• **Records to process**
────
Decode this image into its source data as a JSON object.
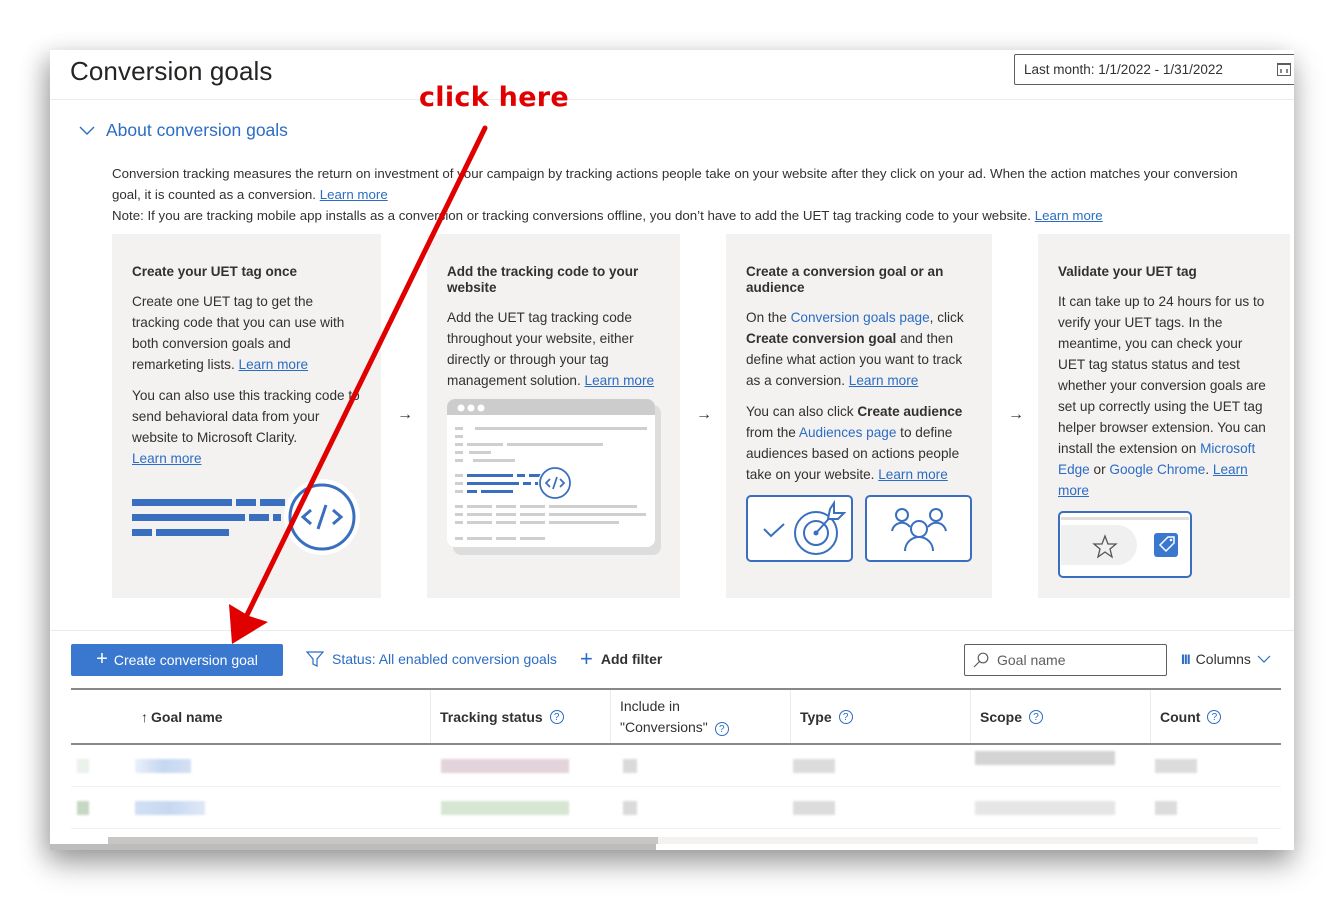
{
  "header": {
    "title": "Conversion goals",
    "date_range": "Last month: 1/1/2022 - 1/31/2022",
    "date_icon": "calendar-icon"
  },
  "annotation": {
    "text": "click here",
    "color": "#e00000"
  },
  "about": {
    "toggle_label": "About conversion goals",
    "intro_line1": "Conversion tracking measures the return on investment of your campaign by tracking actions people take on your website after they click on your ad. When the action matches your conversion goal, it is counted as a conversion.",
    "intro_line2": "Note: If you are tracking mobile app installs as a conversion or tracking conversions offline, you don’t have to add the UET tag tracking code to your website.",
    "learn_more": "Learn more"
  },
  "steps": [
    {
      "title": "Create your UET tag once",
      "p1": "Create one UET tag to get the tracking code that you can use with both conversion goals and remarketing lists.",
      "p2": "You can also use this tracking code to send behavioral data from your website to Microsoft Clarity.",
      "learn_more": "Learn more"
    },
    {
      "title": "Add the tracking code to your website",
      "p1": "Add the UET tag tracking code throughout your website, either directly or through your tag management solution.",
      "learn_more": "Learn more"
    },
    {
      "title": "Create a conversion goal or an audience",
      "p1_a": "On the ",
      "p1_link": "Conversion goals page",
      "p1_b": ", click ",
      "p1_bold": "Create conversion goal",
      "p1_c": " and then define what action you want to track as a conversion.",
      "p2_a": "You can also click ",
      "p2_bold": "Create audience",
      "p2_b": " from the ",
      "p2_link": "Audiences page",
      "p2_c": " to define audiences based on actions people take on your website.",
      "learn_more": "Learn more"
    },
    {
      "title": "Validate your UET tag",
      "p1": "It can take up to 24 hours for us to verify your UET tags. In the meantime, you can check your UET tag status status and test whether your conversion goals are set up correctly using the UET tag helper browser extension. You can install the extension on ",
      "link_edge": "Microsoft Edge",
      "or": " or ",
      "link_chrome": "Google Chrome",
      "dot": ".",
      "learn_more": "Learn more"
    }
  ],
  "step_arrow": "→",
  "toolbar": {
    "create_button": "Create conversion goal",
    "status_filter": "Status: All enabled conversion goals",
    "add_filter": "Add filter",
    "search_placeholder": "Goal name",
    "columns_label": "Columns"
  },
  "table": {
    "sort_indicator": "↑",
    "columns": [
      {
        "label": "Goal name",
        "help": false
      },
      {
        "label": "Tracking status",
        "help": true
      },
      {
        "label_line1": "Include in",
        "label_line2": "\"Conversions\"",
        "help": true
      },
      {
        "label": "Type",
        "help": true
      },
      {
        "label": "Scope",
        "help": true
      },
      {
        "label": "Count",
        "help": true
      }
    ],
    "help_glyph": "?",
    "rows_note": "2 rows, contents pixelated/redacted",
    "row_status_colors": [
      "#e3d3da",
      "#d6e6d3"
    ]
  },
  "colors": {
    "accent": "#2b6cc4",
    "primary_button": "#3a78d0",
    "card_bg": "#f3f2f1"
  }
}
────
Each record above should come back exactly the same, only without its pictures.

• **Exercise response**
Decode this image into its source data as a JSON object.
{
  "header": {
    "title": "Conversion goals",
    "date_range": "Last month: 1/1/2022 - 1/31/2022",
    "date_icon": "calendar-icon"
  },
  "annotation": {
    "text": "click here",
    "color": "#e00000"
  },
  "about": {
    "toggle_label": "About conversion goals",
    "intro_line1": "Conversion tracking measures the return on investment of your campaign by tracking actions people take on your website after they click on your ad. When the action matches your conversion goal, it is counted as a conversion.",
    "intro_line2": "Note: If you are tracking mobile app installs as a conversion or tracking conversions offline, you don’t have to add the UET tag tracking code to your website.",
    "learn_more": "Learn more"
  },
  "steps": [
    {
      "title": "Create your UET tag once",
      "p1": "Create one UET tag to get the tracking code that you can use with both conversion goals and remarketing lists.",
      "p2": "You can also use this tracking code to send behavioral data from your website to Microsoft Clarity.",
      "learn_more": "Learn more"
    },
    {
      "title": "Add the tracking code to your website",
      "p1": "Add the UET tag tracking code throughout your website, either directly or through your tag management solution.",
      "learn_more": "Learn more"
    },
    {
      "title": "Create a conversion goal or an audience",
      "p1_a": "On the ",
      "p1_link": "Conversion goals page",
      "p1_b": ", click ",
      "p1_bold": "Create conversion goal",
      "p1_c": " and then define what action you want to track as a conversion.",
      "p2_a": "You can also click ",
      "p2_bold": "Create audience",
      "p2_b": " from the ",
      "p2_link": "Audiences page",
      "p2_c": " to define audiences based on actions people take on your website.",
      "learn_more": "Learn more"
    },
    {
      "title": "Validate your UET tag",
      "p1": "It can take up to 24 hours for us to verify your UET tags. In the meantime, you can check your UET tag status status and test whether your conversion goals are set up correctly using the UET tag helper browser extension. You can install the extension on ",
      "link_edge": "Microsoft Edge",
      "or": " or ",
      "link_chrome": "Google Chrome",
      "dot": ".",
      "learn_more": "Learn more"
    }
  ],
  "step_arrow": "→",
  "toolbar": {
    "create_button": "Create conversion goal",
    "status_filter": "Status: All enabled conversion goals",
    "add_filter": "Add filter",
    "search_placeholder": "Goal name",
    "columns_label": "Columns"
  },
  "table": {
    "sort_indicator": "↑",
    "columns": [
      {
        "label": "Goal name",
        "help": false
      },
      {
        "label": "Tracking status",
        "help": true
      },
      {
        "label_line1": "Include in",
        "label_line2": "\"Conversions\"",
        "help": true
      },
      {
        "label": "Type",
        "help": true
      },
      {
        "label": "Scope",
        "help": true
      },
      {
        "label": "Count",
        "help": true
      }
    ],
    "help_glyph": "?",
    "rows_note": "2 rows, contents pixelated/redacted",
    "row_status_colors": [
      "#e3d3da",
      "#d6e6d3"
    ]
  },
  "colors": {
    "accent": "#2b6cc4",
    "primary_button": "#3a78d0",
    "card_bg": "#f3f2f1"
  }
}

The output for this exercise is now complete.